(EXERCISE OBJECTIVE) Scan the lines below for the word "text". Copy each line you find it in.

(Extracted data entries)
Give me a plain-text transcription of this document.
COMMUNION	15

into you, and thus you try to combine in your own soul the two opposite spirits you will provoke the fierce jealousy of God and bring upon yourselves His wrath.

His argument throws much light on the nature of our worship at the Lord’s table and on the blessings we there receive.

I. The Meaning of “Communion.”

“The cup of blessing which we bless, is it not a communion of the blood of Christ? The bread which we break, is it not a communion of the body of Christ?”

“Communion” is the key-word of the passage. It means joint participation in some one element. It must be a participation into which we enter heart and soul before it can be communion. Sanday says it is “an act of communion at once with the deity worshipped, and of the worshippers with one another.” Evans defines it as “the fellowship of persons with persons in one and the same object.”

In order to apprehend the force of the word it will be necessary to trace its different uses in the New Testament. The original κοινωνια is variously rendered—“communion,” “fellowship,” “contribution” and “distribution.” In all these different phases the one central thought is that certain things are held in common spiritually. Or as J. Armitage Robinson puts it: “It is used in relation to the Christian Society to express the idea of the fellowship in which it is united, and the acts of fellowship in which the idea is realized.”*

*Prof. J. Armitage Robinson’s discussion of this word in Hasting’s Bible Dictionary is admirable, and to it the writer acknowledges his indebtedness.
==
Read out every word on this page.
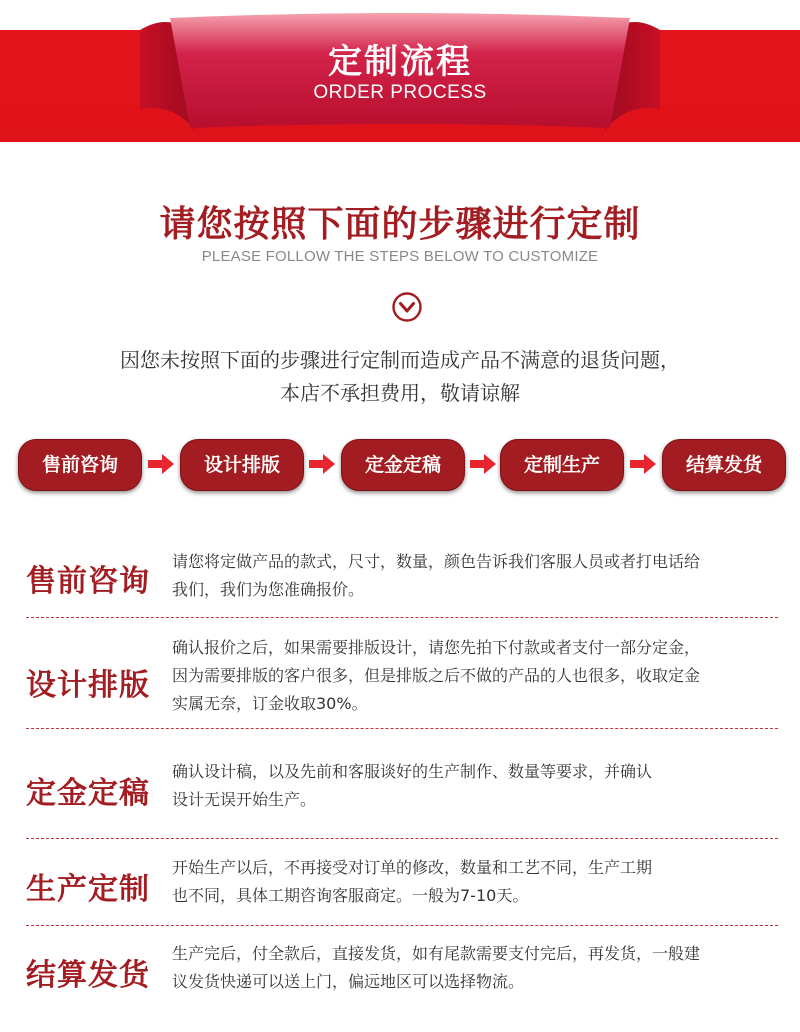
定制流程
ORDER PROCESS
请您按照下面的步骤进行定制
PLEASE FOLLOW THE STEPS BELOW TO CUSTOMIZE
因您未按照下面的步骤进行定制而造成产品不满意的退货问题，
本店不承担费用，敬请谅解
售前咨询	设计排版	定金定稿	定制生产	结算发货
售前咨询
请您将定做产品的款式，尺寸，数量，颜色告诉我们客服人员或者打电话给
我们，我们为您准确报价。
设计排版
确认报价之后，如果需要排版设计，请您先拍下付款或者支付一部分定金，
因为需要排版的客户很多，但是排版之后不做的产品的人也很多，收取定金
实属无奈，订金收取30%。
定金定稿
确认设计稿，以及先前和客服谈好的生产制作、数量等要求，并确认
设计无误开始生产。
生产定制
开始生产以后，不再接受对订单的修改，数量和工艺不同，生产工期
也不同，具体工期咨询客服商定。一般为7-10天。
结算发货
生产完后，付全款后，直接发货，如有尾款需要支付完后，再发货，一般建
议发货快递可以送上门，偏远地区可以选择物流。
* * *
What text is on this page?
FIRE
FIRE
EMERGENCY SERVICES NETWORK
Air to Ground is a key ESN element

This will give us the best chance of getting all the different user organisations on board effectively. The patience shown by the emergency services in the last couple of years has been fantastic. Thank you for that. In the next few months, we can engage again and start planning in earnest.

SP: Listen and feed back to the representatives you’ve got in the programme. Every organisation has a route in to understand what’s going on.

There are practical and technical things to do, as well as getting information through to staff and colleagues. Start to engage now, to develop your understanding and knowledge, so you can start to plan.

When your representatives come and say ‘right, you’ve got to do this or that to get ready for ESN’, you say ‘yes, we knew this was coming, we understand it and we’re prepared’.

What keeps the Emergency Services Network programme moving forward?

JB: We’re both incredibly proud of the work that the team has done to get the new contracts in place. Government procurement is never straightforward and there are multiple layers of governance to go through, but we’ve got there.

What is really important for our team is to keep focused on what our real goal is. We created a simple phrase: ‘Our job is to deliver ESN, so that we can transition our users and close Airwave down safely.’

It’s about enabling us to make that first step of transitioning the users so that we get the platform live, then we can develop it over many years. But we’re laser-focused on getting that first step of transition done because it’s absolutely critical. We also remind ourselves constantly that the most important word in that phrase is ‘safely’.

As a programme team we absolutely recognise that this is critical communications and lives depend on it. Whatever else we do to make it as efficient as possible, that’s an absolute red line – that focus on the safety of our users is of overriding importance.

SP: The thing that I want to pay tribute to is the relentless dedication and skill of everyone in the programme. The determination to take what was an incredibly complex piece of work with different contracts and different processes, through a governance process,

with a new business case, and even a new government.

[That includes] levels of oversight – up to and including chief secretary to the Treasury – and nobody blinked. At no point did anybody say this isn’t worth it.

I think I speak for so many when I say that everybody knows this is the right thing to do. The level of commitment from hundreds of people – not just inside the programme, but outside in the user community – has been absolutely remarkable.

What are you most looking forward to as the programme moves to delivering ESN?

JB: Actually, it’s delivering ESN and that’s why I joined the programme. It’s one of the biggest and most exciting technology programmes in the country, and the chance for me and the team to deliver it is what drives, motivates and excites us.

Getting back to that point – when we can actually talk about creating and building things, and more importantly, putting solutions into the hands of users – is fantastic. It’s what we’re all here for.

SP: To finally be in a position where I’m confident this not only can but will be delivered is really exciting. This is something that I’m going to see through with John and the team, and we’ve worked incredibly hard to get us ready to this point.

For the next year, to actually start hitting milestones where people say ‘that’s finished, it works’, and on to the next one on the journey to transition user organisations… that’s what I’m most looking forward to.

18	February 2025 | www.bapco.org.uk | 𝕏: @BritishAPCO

(EXERCISE RESPONSE)
Give me a plain-text transcription of this document.
What text is on this page?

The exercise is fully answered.